Records contained in a dataset

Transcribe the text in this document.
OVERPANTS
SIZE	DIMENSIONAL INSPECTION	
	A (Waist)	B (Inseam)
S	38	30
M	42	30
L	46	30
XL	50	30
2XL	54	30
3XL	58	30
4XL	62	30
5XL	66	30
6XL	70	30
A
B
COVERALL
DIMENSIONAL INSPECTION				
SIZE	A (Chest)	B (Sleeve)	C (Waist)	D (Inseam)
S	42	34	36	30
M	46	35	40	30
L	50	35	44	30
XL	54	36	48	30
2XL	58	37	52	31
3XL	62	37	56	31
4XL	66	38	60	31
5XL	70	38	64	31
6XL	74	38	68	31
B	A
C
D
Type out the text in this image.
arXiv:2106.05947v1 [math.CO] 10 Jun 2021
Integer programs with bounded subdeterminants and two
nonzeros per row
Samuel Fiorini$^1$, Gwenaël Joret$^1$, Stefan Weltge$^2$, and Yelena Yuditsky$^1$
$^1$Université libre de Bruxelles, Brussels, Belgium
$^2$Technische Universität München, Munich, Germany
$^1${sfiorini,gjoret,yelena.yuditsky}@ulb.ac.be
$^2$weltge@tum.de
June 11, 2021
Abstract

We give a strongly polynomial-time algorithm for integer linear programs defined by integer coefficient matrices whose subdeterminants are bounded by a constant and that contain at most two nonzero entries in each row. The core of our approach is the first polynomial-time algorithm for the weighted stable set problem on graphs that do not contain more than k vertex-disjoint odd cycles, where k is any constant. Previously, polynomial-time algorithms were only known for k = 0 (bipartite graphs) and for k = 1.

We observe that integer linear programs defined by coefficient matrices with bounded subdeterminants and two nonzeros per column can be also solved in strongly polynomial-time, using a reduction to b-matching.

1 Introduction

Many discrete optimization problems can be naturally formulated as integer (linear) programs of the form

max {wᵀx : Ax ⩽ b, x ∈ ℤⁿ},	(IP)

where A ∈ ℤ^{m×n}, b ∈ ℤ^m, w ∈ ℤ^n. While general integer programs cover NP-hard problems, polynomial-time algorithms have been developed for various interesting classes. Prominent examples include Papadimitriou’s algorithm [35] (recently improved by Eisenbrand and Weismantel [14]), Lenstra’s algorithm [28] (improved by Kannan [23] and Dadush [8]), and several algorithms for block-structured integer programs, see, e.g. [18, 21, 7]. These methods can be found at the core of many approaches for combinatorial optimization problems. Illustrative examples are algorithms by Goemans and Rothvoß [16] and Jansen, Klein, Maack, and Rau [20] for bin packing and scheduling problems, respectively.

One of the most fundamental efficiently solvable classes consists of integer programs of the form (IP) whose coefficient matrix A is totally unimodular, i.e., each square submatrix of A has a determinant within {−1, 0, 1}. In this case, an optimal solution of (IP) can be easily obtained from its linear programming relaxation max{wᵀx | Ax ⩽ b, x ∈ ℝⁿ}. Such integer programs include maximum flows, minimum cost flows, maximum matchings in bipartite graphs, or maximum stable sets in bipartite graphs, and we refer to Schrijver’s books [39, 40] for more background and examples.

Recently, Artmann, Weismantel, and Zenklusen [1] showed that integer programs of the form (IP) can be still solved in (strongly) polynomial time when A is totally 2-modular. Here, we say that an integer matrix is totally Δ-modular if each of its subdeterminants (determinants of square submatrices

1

**Requirements:** Repeat the preceding lines exactly, please, every one of them.

**Answer in full:**
Transcribe the text in this document.
OVERPANTS
SIZE	DIMENSIONAL INSPECTION	
	A (Waist)	B (Inseam)
S	38	30
M	42	30
L	46	30
XL	50	30
2XL	54	30
3XL	58	30
4XL	62	30
5XL	66	30
6XL	70	30
A
B
COVERALL
DIMENSIONAL INSPECTION				
SIZE	A (Chest)	B (Sleeve)	C (Waist)	D (Inseam)
S	42	34	36	30
M	46	35	40	30
L	50	35	44	30
XL	54	36	48	30
2XL	58	37	52	31
3XL	62	37	56	31
4XL	66	38	60	31
5XL	70	38	64	31
6XL	74	38	68	31
B	A
C
D
Type out the text in this image.
arXiv:2106.05947v1 [math.CO] 10 Jun 2021
Integer programs with bounded subdeterminants and two
nonzeros per row
Samuel Fiorini$^1$, Gwenaël Joret$^1$, Stefan Weltge$^2$, and Yelena Yuditsky$^1$
$^1$Université libre de Bruxelles, Brussels, Belgium
$^2$Technische Universität München, Munich, Germany
$^1${sfiorini,gjoret,yelena.yuditsky}@ulb.ac.be
$^2$weltge@tum.de
June 11, 2021
Abstract

We give a strongly polynomial-time algorithm for integer linear programs defined by integer coefficient matrices whose subdeterminants are bounded by a constant and that contain at most two nonzero entries in each row. The core of our approach is the first polynomial-time algorithm for the weighted stable set problem on graphs that do not contain more than k vertex-disjoint odd cycles, where k is any constant. Previously, polynomial-time algorithms were only known for k = 0 (bipartite graphs) and for k = 1.

We observe that integer linear programs defined by coefficient matrices with bounded subdeterminants and two nonzeros per column can be also solved in strongly polynomial-time, using a reduction to b-matching.

1 Introduction

Many discrete optimization problems can be naturally formulated as integer (linear) programs of the form

max {wᵀx : Ax ⩽ b, x ∈ ℤⁿ},	(IP)

where A ∈ ℤ^{m×n}, b ∈ ℤ^m, w ∈ ℤ^n. While general integer programs cover NP-hard problems, polynomial-time algorithms have been developed for various interesting classes. Prominent examples include Papadimitriou’s algorithm [35] (recently improved by Eisenbrand and Weismantel [14]), Lenstra’s algorithm [28] (improved by Kannan [23] and Dadush [8]), and several algorithms for block-structured integer programs, see, e.g. [18, 21, 7]. These methods can be found at the core of many approaches for combinatorial optimization problems. Illustrative examples are algorithms by Goemans and Rothvoß [16] and Jansen, Klein, Maack, and Rau [20] for bin packing and scheduling problems, respectively.

One of the most fundamental efficiently solvable classes consists of integer programs of the form (IP) whose coefficient matrix A is totally unimodular, i.e., each square submatrix of A has a determinant within {−1, 0, 1}. In this case, an optimal solution of (IP) can be easily obtained from its linear programming relaxation max{wᵀx | Ax ⩽ b, x ∈ ℝⁿ}. Such integer programs include maximum flows, minimum cost flows, maximum matchings in bipartite graphs, or maximum stable sets in bipartite graphs, and we refer to Schrijver’s books [39, 40] for more background and examples.

Recently, Artmann, Weismantel, and Zenklusen [1] showed that integer programs of the form (IP) can be still solved in (strongly) polynomial time when A is totally 2-modular. Here, we say that an integer matrix is totally Δ-modular if each of its subdeterminants (determinants of square submatrices

1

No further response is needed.